ENTRIES:
▶

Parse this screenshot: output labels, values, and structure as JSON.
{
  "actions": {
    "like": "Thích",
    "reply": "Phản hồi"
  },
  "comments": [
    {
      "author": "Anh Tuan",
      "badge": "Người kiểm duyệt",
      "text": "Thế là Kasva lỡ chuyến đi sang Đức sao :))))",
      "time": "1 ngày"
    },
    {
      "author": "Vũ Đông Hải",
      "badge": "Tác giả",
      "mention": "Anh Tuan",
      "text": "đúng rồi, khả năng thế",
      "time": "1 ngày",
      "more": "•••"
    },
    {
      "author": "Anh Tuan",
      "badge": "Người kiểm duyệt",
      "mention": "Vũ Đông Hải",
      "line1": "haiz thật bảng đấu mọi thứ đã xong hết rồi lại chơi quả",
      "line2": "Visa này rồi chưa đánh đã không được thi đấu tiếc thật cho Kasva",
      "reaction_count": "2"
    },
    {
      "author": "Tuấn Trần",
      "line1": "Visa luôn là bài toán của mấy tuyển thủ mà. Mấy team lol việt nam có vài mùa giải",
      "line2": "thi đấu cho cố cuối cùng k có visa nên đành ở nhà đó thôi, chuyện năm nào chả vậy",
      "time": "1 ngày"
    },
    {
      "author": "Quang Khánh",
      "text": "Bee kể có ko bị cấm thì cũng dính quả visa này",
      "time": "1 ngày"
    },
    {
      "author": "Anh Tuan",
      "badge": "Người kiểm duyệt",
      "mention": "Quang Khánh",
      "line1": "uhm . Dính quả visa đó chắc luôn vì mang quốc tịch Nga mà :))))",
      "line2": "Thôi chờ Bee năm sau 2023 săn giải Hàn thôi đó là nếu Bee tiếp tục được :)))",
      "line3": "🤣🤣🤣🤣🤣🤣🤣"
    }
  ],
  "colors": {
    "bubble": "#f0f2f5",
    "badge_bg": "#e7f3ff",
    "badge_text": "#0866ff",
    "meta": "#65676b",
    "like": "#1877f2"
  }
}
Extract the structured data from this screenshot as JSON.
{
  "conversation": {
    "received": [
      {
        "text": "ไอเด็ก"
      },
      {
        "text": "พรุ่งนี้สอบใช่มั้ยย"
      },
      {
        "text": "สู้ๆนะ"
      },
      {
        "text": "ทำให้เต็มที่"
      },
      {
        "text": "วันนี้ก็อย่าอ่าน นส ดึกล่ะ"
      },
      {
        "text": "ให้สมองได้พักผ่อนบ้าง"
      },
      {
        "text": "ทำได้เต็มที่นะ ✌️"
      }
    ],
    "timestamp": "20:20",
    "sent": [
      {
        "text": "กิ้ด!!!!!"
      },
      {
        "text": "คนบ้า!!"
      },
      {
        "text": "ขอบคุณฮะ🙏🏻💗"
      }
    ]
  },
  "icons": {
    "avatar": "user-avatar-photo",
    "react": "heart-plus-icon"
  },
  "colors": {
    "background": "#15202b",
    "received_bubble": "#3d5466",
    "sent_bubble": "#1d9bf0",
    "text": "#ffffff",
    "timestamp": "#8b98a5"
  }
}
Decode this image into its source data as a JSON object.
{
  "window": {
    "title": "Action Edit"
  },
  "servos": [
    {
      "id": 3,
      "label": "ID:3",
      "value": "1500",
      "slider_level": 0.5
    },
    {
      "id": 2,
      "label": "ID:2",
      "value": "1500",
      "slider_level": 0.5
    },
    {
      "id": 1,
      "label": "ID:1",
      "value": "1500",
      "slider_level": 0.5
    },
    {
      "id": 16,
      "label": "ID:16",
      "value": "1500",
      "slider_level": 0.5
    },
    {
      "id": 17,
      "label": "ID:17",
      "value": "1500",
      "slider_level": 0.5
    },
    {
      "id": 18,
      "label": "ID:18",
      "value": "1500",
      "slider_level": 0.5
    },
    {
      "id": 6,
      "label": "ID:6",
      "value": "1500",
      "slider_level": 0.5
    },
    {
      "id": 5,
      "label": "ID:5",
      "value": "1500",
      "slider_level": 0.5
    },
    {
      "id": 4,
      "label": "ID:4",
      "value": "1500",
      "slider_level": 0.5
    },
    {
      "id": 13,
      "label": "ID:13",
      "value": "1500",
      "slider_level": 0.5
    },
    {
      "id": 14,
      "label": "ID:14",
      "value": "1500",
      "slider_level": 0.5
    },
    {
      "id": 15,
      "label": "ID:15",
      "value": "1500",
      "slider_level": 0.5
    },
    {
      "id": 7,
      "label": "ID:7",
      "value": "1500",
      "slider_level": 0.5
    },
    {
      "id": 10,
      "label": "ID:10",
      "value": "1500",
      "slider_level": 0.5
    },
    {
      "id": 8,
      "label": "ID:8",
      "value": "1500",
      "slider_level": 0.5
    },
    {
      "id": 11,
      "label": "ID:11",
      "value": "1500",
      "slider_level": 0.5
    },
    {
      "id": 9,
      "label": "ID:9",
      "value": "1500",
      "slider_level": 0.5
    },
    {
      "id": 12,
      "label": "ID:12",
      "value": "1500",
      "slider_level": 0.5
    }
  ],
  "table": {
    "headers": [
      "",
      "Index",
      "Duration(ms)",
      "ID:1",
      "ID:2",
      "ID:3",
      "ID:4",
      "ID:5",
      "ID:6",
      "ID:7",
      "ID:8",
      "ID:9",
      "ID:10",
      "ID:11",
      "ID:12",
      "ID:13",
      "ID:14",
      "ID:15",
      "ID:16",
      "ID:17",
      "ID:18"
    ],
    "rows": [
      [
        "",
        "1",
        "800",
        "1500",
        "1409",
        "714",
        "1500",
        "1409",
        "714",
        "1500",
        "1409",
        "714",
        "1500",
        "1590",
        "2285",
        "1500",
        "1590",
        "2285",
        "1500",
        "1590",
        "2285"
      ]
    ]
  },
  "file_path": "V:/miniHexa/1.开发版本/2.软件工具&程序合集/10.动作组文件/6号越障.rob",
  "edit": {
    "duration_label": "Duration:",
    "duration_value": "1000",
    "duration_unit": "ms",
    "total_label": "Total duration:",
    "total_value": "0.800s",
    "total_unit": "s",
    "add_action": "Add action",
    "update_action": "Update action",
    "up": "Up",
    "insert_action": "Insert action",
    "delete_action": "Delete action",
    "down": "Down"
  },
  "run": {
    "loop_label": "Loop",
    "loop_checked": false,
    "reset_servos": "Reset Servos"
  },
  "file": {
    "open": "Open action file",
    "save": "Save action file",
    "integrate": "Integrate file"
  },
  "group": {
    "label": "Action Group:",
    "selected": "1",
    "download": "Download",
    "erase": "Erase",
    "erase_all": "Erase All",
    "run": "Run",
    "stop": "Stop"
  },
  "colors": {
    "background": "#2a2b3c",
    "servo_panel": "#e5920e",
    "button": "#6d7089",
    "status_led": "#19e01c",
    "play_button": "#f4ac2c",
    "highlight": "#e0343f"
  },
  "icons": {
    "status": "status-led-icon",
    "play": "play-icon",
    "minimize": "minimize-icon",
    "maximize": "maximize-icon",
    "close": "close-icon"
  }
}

◀

Sift the material for lines with the string "thôi". Copy each one found.

CORRECT RESPONSE:
      "line2": "thi đấu cho cố cuối cùng k có visa nên đành ở nhà đó thôi, chuyện năm nào chả vậy",
      "line2": "Thôi chờ Bee năm sau 2023 săn giải Hàn thôi đó là nếu Bee tiếp tục được :)))",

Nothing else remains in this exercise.